▶ _Requirement_: Return every record exactly as written.

▶ _Records supplied_:
Begin

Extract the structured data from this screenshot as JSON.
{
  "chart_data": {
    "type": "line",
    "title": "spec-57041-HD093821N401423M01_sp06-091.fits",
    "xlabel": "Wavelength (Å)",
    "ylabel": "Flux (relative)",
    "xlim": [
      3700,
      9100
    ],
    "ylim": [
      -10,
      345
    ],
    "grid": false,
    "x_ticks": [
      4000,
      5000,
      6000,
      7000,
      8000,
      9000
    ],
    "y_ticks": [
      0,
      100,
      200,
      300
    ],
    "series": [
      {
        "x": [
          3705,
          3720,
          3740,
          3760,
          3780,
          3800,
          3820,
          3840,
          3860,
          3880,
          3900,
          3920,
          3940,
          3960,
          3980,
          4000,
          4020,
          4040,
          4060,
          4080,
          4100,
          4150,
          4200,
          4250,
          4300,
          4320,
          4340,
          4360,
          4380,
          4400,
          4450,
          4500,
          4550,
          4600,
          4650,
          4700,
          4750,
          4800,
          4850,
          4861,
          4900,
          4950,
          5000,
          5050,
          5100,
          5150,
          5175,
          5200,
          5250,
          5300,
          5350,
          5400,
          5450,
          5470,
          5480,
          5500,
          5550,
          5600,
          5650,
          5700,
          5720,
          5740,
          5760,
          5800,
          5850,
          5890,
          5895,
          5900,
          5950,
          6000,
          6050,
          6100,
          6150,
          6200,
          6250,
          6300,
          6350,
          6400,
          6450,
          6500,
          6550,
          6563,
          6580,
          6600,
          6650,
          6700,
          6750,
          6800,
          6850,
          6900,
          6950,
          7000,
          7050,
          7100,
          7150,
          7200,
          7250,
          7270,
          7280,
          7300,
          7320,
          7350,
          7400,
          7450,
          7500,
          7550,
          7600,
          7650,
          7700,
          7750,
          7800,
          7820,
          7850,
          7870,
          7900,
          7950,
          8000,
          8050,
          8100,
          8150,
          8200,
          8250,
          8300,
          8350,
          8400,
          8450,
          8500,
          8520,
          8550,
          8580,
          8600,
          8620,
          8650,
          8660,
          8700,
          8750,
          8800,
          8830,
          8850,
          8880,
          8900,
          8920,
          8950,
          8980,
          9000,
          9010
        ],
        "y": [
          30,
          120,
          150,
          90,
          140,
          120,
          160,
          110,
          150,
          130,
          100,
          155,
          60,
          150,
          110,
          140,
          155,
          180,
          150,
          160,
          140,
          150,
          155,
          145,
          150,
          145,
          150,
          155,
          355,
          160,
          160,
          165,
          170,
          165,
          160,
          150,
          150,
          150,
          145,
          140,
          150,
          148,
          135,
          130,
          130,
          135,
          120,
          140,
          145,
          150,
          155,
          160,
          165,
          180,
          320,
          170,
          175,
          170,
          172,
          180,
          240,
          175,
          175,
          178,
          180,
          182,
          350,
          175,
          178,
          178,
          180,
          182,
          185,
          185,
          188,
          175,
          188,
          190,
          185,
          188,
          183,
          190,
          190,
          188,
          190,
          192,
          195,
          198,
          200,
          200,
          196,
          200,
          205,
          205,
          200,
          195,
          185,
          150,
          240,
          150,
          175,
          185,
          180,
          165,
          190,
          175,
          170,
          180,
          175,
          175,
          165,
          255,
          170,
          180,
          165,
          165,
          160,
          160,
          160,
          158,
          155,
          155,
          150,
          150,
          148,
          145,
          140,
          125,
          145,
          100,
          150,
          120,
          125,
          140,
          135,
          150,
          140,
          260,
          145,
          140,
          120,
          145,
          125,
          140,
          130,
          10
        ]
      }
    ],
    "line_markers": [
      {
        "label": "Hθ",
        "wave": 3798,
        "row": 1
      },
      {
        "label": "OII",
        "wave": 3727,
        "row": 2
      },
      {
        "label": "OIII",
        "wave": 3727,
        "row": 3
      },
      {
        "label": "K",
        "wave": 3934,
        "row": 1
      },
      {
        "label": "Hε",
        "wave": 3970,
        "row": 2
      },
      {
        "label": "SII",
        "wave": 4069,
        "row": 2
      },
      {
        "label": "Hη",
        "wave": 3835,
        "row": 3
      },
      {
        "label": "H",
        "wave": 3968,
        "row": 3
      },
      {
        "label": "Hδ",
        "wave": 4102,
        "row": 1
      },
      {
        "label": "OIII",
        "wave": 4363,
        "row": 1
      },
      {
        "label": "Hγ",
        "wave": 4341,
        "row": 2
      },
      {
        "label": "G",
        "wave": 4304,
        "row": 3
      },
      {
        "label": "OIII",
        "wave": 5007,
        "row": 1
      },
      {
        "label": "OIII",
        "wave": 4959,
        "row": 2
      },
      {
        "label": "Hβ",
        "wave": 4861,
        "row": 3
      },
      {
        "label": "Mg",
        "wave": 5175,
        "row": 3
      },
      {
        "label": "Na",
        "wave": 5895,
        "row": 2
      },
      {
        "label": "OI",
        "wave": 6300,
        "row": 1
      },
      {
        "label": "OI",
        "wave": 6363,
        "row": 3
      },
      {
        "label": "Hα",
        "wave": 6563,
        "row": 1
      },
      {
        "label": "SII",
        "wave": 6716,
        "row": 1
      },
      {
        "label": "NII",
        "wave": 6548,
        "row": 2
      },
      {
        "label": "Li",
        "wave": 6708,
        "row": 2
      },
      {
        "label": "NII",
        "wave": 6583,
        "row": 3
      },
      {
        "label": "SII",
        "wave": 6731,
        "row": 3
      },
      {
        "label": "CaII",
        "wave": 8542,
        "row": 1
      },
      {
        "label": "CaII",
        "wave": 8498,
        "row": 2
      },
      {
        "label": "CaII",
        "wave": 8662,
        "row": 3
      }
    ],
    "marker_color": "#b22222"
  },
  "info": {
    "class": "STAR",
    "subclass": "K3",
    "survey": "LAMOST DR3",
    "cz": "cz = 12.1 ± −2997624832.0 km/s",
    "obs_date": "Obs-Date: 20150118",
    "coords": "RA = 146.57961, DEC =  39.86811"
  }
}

End

▶ _Answer to the exercise_:
Extract the structured data from this screenshot as JSON.
{
  "chart_data": {
    "type": "line",
    "title": "spec-57041-HD093821N401423M01_sp06-091.fits",
    "xlabel": "Wavelength (Å)",
    "ylabel": "Flux (relative)",
    "xlim": [
      3700,
      9100
    ],
    "ylim": [
      -10,
      345
    ],
    "grid": false,
    "x_ticks": [
      4000,
      5000,
      6000,
      7000,
      8000,
      9000
    ],
    "y_ticks": [
      0,
      100,
      200,
      300
    ],
    "series": [
      {
        "x": [
          3705,
          3720,
          3740,
          3760,
          3780,
          3800,
          3820,
          3840,
          3860,
          3880,
          3900,
          3920,
          3940,
          3960,
          3980,
          4000,
          4020,
          4040,
          4060,
          4080,
          4100,
          4150,
          4200,
          4250,
          4300,
          4320,
          4340,
          4360,
          4380,
          4400,
          4450,
          4500,
          4550,
          4600,
          4650,
          4700,
          4750,
          4800,
          4850,
          4861,
          4900,
          4950,
          5000,
          5050,
          5100,
          5150,
          5175,
          5200,
          5250,
          5300,
          5350,
          5400,
          5450,
          5470,
          5480,
          5500,
          5550,
          5600,
          5650,
          5700,
          5720,
          5740,
          5760,
          5800,
          5850,
          5890,
          5895,
          5900,
          5950,
          6000,
          6050,
          6100,
          6150,
          6200,
          6250,
          6300,
          6350,
          6400,
          6450,
          6500,
          6550,
          6563,
          6580,
          6600,
          6650,
          6700,
          6750,
          6800,
          6850,
          6900,
          6950,
          7000,
          7050,
          7100,
          7150,
          7200,
          7250,
          7270,
          7280,
          7300,
          7320,
          7350,
          7400,
          7450,
          7500,
          7550,
          7600,
          7650,
          7700,
          7750,
          7800,
          7820,
          7850,
          7870,
          7900,
          7950,
          8000,
          8050,
          8100,
          8150,
          8200,
          8250,
          8300,
          8350,
          8400,
          8450,
          8500,
          8520,
          8550,
          8580,
          8600,
          8620,
          8650,
          8660,
          8700,
          8750,
          8800,
          8830,
          8850,
          8880,
          8900,
          8920,
          8950,
          8980,
          9000,
          9010
        ],
        "y": [
          30,
          120,
          150,
          90,
          140,
          120,
          160,
          110,
          150,
          130,
          100,
          155,
          60,
          150,
          110,
          140,
          155,
          180,
          150,
          160,
          140,
          150,
          155,
          145,
          150,
          145,
          150,
          155,
          355,
          160,
          160,
          165,
          170,
          165,
          160,
          150,
          150,
          150,
          145,
          140,
          150,
          148,
          135,
          130,
          130,
          135,
          120,
          140,
          145,
          150,
          155,
          160,
          165,
          180,
          320,
          170,
          175,
          170,
          172,
          180,
          240,
          175,
          175,
          178,
          180,
          182,
          350,
          175,
          178,
          178,
          180,
          182,
          185,
          185,
          188,
          175,
          188,
          190,
          185,
          188,
          183,
          190,
          190,
          188,
          190,
          192,
          195,
          198,
          200,
          200,
          196,
          200,
          205,
          205,
          200,
          195,
          185,
          150,
          240,
          150,
          175,
          185,
          180,
          165,
          190,
          175,
          170,
          180,
          175,
          175,
          165,
          255,
          170,
          180,
          165,
          165,
          160,
          160,
          160,
          158,
          155,
          155,
          150,
          150,
          148,
          145,
          140,
          125,
          145,
          100,
          150,
          120,
          125,
          140,
          135,
          150,
          140,
          260,
          145,
          140,
          120,
          145,
          125,
          140,
          130,
          10
        ]
      }
    ],
    "line_markers": [
      {
        "label": "Hθ",
        "wave": 3798,
        "row": 1
      },
      {
        "label": "OII",
        "wave": 3727,
        "row": 2
      },
      {
        "label": "OIII",
        "wave": 3727,
        "row": 3
      },
      {
        "label": "K",
        "wave": 3934,
        "row": 1
      },
      {
        "label": "Hε",
        "wave": 3970,
        "row": 2
      },
      {
        "label": "SII",
        "wave": 4069,
        "row": 2
      },
      {
        "label": "Hη",
        "wave": 3835,
        "row": 3
      },
      {
        "label": "H",
        "wave": 3968,
        "row": 3
      },
      {
        "label": "Hδ",
        "wave": 4102,
        "row": 1
      },
      {
        "label": "OIII",
        "wave": 4363,
        "row": 1
      },
      {
        "label": "Hγ",
        "wave": 4341,
        "row": 2
      },
      {
        "label": "G",
        "wave": 4304,
        "row": 3
      },
      {
        "label": "OIII",
        "wave": 5007,
        "row": 1
      },
      {
        "label": "OIII",
        "wave": 4959,
        "row": 2
      },
      {
        "label": "Hβ",
        "wave": 4861,
        "row": 3
      },
      {
        "label": "Mg",
        "wave": 5175,
        "row": 3
      },
      {
        "label": "Na",
        "wave": 5895,
        "row": 2
      },
      {
        "label": "OI",
        "wave": 6300,
        "row": 1
      },
      {
        "label": "OI",
        "wave": 6363,
        "row": 3
      },
      {
        "label": "Hα",
        "wave": 6563,
        "row": 1
      },
      {
        "label": "SII",
        "wave": 6716,
        "row": 1
      },
      {
        "label": "NII",
        "wave": 6548,
        "row": 2
      },
      {
        "label": "Li",
        "wave": 6708,
        "row": 2
      },
      {
        "label": "NII",
        "wave": 6583,
        "row": 3
      },
      {
        "label": "SII",
        "wave": 6731,
        "row": 3
      },
      {
        "label": "CaII",
        "wave": 8542,
        "row": 1
      },
      {
        "label": "CaII",
        "wave": 8498,
        "row": 2
      },
      {
        "label": "CaII",
        "wave": 8662,
        "row": 3
      }
    ],
    "marker_color": "#b22222"
  },
  "info": {
    "class": "STAR",
    "subclass": "K3",
    "survey": "LAMOST DR3",
    "cz": "cz = 12.1 ± −2997624832.0 km/s",
    "obs_date": "Obs-Date: 20150118",
    "coords": "RA = 146.57961, DEC =  39.86811"
  }
}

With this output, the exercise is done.